## Material
================================
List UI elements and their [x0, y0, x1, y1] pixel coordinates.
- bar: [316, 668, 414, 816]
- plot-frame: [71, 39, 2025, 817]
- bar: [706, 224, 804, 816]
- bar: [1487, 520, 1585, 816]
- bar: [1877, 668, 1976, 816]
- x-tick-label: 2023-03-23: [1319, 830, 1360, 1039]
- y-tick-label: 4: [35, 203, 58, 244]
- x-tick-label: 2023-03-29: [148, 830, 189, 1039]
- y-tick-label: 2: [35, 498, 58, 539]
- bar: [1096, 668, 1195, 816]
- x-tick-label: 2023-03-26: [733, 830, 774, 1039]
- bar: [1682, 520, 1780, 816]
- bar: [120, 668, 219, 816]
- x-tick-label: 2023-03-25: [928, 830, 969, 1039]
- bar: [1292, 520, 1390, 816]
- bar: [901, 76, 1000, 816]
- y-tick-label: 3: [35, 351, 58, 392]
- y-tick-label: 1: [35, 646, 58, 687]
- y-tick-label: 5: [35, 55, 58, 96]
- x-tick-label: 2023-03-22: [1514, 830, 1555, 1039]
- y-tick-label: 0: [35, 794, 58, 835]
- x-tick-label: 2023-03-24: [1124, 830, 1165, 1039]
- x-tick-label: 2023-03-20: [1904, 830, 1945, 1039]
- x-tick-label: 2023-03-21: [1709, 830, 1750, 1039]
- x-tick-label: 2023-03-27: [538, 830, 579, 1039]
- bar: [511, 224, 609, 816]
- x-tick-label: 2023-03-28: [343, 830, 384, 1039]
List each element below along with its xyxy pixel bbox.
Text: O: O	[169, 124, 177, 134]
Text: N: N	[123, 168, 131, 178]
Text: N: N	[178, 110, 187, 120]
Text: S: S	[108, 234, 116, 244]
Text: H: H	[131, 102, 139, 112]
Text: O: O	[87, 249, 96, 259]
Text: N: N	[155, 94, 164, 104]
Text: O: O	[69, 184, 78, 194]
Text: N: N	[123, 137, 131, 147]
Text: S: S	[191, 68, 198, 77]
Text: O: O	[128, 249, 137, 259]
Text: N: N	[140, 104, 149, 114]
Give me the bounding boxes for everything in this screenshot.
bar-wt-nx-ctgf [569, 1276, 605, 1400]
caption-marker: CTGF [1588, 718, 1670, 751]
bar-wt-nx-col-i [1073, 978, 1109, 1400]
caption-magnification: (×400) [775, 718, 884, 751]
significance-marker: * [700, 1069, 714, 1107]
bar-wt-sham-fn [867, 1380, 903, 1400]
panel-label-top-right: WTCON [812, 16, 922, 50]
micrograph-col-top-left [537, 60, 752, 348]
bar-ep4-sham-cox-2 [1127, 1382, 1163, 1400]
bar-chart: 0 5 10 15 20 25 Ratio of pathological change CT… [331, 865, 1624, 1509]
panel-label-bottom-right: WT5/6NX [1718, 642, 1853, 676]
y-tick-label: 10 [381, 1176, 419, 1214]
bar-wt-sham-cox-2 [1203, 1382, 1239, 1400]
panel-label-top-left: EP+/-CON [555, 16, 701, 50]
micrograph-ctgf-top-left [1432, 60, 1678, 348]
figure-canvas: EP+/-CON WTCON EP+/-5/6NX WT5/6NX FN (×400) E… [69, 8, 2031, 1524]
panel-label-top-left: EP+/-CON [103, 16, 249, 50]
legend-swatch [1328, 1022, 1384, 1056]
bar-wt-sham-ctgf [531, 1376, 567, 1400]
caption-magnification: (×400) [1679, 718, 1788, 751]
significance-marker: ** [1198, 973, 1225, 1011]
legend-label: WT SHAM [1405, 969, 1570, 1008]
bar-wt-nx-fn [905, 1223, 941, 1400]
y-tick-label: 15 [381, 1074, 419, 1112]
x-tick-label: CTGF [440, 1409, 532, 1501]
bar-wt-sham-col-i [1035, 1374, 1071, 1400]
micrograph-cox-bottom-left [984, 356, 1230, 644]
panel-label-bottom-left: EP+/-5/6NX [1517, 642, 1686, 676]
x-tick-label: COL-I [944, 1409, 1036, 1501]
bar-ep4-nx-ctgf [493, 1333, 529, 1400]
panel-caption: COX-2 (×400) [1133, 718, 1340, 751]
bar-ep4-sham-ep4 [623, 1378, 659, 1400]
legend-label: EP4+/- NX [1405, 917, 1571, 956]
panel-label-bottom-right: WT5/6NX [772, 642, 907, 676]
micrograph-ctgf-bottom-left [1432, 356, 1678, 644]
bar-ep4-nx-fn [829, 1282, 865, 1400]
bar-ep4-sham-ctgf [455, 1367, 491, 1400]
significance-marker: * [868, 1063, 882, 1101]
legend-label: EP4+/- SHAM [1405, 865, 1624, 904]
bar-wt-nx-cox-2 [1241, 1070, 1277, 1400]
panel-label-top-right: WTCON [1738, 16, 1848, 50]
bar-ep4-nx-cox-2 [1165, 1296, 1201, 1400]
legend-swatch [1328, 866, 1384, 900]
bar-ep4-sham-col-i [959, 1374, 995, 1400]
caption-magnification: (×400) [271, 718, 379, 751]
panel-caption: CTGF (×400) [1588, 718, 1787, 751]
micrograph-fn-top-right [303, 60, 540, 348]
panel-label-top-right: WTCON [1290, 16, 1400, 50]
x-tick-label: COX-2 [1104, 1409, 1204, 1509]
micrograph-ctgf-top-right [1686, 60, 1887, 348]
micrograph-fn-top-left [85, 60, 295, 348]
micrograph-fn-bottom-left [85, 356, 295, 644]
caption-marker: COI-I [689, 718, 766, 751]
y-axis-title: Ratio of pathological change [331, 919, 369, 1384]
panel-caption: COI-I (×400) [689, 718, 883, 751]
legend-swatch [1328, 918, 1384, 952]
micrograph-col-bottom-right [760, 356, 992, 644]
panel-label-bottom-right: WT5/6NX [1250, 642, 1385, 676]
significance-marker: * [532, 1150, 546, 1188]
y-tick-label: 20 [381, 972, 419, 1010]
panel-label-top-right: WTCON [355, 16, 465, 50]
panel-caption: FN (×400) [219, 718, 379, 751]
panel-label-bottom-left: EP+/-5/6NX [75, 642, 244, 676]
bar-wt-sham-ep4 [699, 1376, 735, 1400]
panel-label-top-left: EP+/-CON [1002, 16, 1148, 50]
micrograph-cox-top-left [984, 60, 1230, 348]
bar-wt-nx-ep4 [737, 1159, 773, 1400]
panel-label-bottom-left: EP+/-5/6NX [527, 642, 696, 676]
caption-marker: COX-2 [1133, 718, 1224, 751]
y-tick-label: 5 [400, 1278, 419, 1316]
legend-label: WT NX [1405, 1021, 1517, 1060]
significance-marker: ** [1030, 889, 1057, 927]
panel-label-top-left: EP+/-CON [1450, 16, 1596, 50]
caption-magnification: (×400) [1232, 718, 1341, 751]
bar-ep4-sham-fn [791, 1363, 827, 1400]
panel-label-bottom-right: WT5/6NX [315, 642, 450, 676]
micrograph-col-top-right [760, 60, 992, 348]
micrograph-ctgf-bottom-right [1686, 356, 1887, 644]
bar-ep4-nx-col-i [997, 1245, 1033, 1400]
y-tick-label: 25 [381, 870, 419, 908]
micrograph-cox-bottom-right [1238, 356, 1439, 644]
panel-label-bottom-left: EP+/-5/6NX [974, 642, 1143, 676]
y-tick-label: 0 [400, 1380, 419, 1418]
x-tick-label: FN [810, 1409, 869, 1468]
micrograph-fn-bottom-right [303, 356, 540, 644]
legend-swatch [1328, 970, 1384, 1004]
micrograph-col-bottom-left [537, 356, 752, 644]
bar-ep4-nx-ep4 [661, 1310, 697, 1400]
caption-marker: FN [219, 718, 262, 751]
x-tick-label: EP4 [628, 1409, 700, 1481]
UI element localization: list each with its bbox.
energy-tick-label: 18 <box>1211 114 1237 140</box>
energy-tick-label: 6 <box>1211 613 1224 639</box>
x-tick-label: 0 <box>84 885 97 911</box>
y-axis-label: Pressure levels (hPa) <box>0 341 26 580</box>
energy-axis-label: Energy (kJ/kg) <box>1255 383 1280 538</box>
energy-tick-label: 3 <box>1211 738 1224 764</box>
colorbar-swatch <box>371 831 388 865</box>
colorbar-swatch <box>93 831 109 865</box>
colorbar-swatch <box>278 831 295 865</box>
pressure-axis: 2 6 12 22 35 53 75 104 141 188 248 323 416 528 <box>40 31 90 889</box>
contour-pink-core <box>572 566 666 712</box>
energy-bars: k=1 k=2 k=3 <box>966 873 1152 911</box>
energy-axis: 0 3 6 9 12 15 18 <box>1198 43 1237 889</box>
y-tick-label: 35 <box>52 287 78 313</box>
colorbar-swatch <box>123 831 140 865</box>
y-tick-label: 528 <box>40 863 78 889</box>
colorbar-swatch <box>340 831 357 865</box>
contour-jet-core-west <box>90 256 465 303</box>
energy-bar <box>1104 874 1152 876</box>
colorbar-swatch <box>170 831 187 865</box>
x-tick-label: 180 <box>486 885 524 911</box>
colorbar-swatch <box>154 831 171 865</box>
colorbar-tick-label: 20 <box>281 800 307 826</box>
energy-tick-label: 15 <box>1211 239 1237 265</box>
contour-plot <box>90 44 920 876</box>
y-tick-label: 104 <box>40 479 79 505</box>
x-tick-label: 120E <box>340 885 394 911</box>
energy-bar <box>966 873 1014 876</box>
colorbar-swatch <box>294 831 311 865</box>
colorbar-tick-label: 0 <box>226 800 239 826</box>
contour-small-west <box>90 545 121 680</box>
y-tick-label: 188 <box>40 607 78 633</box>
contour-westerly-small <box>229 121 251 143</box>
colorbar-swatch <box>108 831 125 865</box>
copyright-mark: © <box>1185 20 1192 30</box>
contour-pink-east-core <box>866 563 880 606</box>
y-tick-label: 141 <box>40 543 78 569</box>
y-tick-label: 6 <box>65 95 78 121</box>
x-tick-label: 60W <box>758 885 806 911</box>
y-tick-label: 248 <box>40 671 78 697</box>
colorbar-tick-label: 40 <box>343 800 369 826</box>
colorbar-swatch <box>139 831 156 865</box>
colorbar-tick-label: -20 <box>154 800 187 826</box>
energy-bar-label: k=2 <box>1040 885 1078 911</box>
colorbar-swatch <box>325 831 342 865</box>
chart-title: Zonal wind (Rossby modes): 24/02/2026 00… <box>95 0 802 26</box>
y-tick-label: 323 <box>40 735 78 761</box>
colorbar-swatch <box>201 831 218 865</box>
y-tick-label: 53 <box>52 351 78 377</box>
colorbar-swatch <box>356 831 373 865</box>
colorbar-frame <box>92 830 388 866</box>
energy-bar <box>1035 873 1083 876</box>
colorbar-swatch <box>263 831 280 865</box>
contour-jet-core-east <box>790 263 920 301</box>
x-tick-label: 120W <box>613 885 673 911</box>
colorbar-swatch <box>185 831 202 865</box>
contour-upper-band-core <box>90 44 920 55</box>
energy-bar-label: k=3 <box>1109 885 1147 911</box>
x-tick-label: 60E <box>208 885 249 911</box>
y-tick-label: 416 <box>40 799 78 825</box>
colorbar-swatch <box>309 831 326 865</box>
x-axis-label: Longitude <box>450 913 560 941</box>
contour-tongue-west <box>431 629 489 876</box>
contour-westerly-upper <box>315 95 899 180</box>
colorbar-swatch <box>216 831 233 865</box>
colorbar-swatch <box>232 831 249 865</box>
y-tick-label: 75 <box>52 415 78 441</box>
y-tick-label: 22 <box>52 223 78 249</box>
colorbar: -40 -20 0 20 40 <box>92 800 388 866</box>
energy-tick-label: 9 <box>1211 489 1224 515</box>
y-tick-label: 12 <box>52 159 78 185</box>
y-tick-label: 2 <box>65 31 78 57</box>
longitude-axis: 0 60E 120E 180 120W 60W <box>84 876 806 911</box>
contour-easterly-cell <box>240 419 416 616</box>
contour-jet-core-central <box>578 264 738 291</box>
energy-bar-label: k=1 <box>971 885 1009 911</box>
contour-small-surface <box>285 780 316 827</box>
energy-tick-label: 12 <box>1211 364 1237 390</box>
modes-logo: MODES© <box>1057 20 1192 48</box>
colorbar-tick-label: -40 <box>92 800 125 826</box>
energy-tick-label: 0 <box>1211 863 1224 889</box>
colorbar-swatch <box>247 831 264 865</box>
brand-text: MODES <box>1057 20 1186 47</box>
================================
## Work instructions
Copy the listing above verbatim, from its first line through the line containing "- x-tick-label: 2023-03-29: [148, 830, 189, 1039]", including that line.

## Response for this exercise
List UI elements and their [x0, y0, x1, y1] pixel coordinates.
- bar: [316, 668, 414, 816]
- plot-frame: [71, 39, 2025, 817]
- bar: [706, 224, 804, 816]
- bar: [1487, 520, 1585, 816]
- bar: [1877, 668, 1976, 816]
- x-tick-label: 2023-03-23: [1319, 830, 1360, 1039]
- y-tick-label: 4: [35, 203, 58, 244]
- x-tick-label: 2023-03-29: [148, 830, 189, 1039]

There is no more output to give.